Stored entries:
----------
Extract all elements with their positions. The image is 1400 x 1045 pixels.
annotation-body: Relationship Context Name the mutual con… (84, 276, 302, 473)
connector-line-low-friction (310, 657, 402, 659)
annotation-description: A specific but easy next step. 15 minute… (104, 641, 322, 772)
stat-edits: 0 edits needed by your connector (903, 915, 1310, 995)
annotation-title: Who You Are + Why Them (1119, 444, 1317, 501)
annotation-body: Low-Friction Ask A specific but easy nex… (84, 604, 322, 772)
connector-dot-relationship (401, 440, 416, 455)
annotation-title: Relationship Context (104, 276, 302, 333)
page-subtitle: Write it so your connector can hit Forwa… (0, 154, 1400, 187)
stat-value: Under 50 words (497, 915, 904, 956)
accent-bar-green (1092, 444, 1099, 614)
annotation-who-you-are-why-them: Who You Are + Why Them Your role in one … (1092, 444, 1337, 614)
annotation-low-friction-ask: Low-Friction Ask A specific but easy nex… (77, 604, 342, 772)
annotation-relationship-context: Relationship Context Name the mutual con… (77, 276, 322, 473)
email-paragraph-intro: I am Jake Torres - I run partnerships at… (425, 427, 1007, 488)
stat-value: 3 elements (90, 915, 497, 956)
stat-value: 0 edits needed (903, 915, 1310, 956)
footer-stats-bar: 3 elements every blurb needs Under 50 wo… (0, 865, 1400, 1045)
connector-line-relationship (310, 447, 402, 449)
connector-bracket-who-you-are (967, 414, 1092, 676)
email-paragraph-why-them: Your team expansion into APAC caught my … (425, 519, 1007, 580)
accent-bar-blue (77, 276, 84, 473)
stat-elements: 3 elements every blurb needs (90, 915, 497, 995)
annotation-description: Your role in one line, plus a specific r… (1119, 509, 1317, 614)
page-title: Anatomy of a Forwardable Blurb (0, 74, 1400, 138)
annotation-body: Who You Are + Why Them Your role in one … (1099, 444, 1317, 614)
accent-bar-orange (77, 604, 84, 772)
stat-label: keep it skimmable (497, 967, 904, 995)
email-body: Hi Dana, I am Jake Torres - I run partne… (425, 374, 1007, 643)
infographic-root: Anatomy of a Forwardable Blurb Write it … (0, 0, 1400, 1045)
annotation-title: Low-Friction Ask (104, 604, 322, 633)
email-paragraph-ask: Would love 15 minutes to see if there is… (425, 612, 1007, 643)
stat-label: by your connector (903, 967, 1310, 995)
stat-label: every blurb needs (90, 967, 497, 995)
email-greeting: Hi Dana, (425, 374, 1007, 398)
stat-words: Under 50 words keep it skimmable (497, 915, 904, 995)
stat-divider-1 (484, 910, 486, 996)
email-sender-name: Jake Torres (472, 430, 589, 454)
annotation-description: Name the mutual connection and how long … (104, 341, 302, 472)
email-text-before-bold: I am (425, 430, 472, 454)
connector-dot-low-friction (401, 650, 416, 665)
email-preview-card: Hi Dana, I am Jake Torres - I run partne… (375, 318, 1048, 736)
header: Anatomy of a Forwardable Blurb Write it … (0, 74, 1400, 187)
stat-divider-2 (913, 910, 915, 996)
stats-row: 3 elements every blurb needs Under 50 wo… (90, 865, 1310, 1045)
----------
### GIVEN REQUEST
Copy the listing word for word, from its first line up to and including the line that contains "annotation-description: Your role".

### FINISHED ANSWER
Extract all elements with their positions. The image is 1400 x 1045 pixels.
annotation-body: Relationship Context Name the mutual con… (84, 276, 302, 473)
connector-line-low-friction (310, 657, 402, 659)
annotation-description: A specific but easy next step. 15 minute… (104, 641, 322, 772)
stat-edits: 0 edits needed by your connector (903, 915, 1310, 995)
annotation-title: Who You Are + Why Them (1119, 444, 1317, 501)
annotation-body: Low-Friction Ask A specific but easy nex… (84, 604, 322, 772)
connector-dot-relationship (401, 440, 416, 455)
annotation-title: Relationship Context (104, 276, 302, 333)
page-subtitle: Write it so your connector can hit Forwa… (0, 154, 1400, 187)
stat-value: Under 50 words (497, 915, 904, 956)
accent-bar-green (1092, 444, 1099, 614)
annotation-who-you-are-why-them: Who You Are + Why Them Your role in one … (1092, 444, 1337, 614)
annotation-low-friction-ask: Low-Friction Ask A specific but easy nex… (77, 604, 342, 772)
annotation-relationship-context: Relationship Context Name the mutual con… (77, 276, 322, 473)
email-paragraph-intro: I am Jake Torres - I run partnerships at… (425, 427, 1007, 488)
stat-value: 3 elements (90, 915, 497, 956)
stat-value: 0 edits needed (903, 915, 1310, 956)
footer-stats-bar: 3 elements every blurb needs Under 50 wo… (0, 865, 1400, 1045)
connector-line-relationship (310, 447, 402, 449)
connector-bracket-who-you-are (967, 414, 1092, 676)
email-paragraph-why-them: Your team expansion into APAC caught my … (425, 519, 1007, 580)
accent-bar-blue (77, 276, 84, 473)
stat-elements: 3 elements every blurb needs (90, 915, 497, 995)
annotation-description: Your role in one line, plus a specific r… (1119, 509, 1317, 614)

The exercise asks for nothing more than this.